(Raw records)
--- --- ---
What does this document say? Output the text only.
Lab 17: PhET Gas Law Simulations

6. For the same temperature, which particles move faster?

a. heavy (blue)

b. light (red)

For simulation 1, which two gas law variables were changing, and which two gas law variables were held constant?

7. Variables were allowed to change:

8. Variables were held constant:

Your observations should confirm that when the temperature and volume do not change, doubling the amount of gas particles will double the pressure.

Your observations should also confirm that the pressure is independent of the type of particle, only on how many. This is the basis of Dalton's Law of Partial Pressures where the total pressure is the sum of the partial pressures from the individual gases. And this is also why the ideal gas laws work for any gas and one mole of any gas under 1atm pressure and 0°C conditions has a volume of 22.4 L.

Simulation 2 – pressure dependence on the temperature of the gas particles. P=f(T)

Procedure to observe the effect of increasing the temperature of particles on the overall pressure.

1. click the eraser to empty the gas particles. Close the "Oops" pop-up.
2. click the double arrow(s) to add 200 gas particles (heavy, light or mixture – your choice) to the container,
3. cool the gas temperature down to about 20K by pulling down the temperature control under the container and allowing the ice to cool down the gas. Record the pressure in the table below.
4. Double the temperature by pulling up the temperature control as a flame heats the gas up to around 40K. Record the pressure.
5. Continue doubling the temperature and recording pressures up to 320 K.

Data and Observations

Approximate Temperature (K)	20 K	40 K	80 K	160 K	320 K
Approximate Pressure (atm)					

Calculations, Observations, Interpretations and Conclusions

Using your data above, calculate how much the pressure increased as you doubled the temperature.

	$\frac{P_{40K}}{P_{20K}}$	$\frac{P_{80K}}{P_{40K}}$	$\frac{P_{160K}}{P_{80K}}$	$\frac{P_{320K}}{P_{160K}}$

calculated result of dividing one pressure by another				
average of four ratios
--- --- ---
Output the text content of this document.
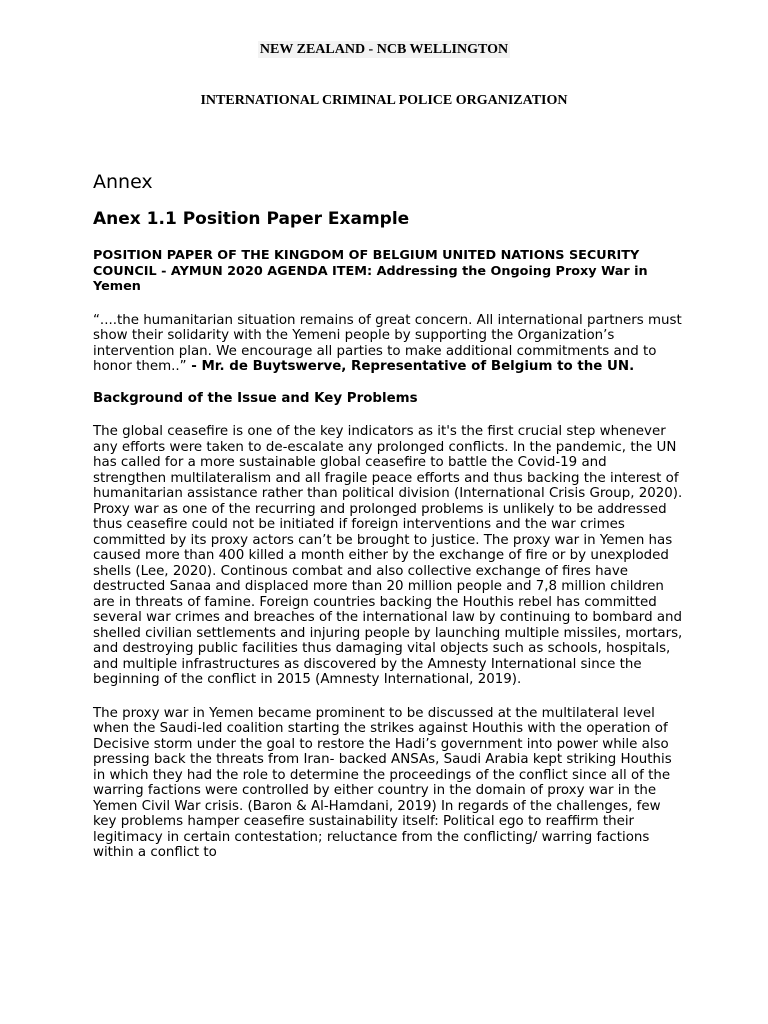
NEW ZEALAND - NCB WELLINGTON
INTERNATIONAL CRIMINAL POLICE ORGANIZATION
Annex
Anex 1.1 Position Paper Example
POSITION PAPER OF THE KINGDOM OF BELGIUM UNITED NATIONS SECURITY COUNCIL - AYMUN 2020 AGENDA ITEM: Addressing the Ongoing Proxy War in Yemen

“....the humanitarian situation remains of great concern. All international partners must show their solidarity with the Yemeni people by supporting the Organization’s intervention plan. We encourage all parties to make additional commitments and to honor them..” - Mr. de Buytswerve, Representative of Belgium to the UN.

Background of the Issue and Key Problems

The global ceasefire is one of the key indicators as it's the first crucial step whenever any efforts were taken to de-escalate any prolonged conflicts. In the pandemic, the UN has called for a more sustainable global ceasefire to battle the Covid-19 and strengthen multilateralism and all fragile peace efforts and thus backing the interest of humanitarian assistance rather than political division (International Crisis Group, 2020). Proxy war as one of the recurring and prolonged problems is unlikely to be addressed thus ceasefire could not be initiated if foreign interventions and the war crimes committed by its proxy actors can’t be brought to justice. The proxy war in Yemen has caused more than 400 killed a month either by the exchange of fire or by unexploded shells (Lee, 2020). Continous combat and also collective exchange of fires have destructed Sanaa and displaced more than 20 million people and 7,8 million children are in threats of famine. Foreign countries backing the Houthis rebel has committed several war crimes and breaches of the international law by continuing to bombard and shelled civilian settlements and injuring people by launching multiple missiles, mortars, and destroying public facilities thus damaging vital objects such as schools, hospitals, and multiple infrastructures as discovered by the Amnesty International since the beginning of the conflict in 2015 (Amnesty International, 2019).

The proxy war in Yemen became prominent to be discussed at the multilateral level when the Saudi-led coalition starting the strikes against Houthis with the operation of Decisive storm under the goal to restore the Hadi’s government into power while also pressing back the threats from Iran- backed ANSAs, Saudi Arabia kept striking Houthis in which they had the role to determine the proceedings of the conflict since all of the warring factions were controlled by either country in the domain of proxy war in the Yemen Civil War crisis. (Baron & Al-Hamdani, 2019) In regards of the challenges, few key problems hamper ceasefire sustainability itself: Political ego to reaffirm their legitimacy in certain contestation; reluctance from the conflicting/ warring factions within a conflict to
--- --- ---
EXERCISE AIM: Copy every line of the listing containing the string "humanitarian".

FULL ANSWER:
“....the humanitarian situation remains of great concern. All international partners must show their solidarity with the Yemeni people by supporting the Organization’s intervention plan. We encourage all parties to make additional commitments and to honor them..” - Mr. de Buytswerve, Representative of Belgium to the UN.
The global ceasefire is one of the key indicators as it's the first crucial step whenever any efforts were taken to de-escalate any prolonged conflicts. In the pandemic, the UN has called for a more sustainable global ceasefire to battle the Covid-19 and strengthen multilateralism and all fragile peace efforts and thus backing the interest of humanitarian assistance rather than political division (International Crisis Group, 2020). Proxy war as one of the recurring and prolonged problems is unlikely to be addressed thus ceasefire could not be initiated if foreign interventions and the war crimes committed by its proxy actors can’t be brought to justice. The proxy war in Yemen has caused more than 400 killed a month either by the exchange of fire or by unexploded shells (Lee, 2020). Continous combat and also collective exchange of fires have destructed Sanaa and displaced more than 20 million people and 7,8 million children are in threats of famine. Foreign countries backing the Houthis rebel has committed several war crimes and breaches of the international law by continuing to bombard and shelled civilian settlements and injuring people by launching multiple missiles, mortars, and destroying public facilities thus damaging vital objects such as schools, hospitals, and multiple infrastructures as discovered by the Amnesty International since the beginning of the conflict in 2015 (Amnesty International, 2019).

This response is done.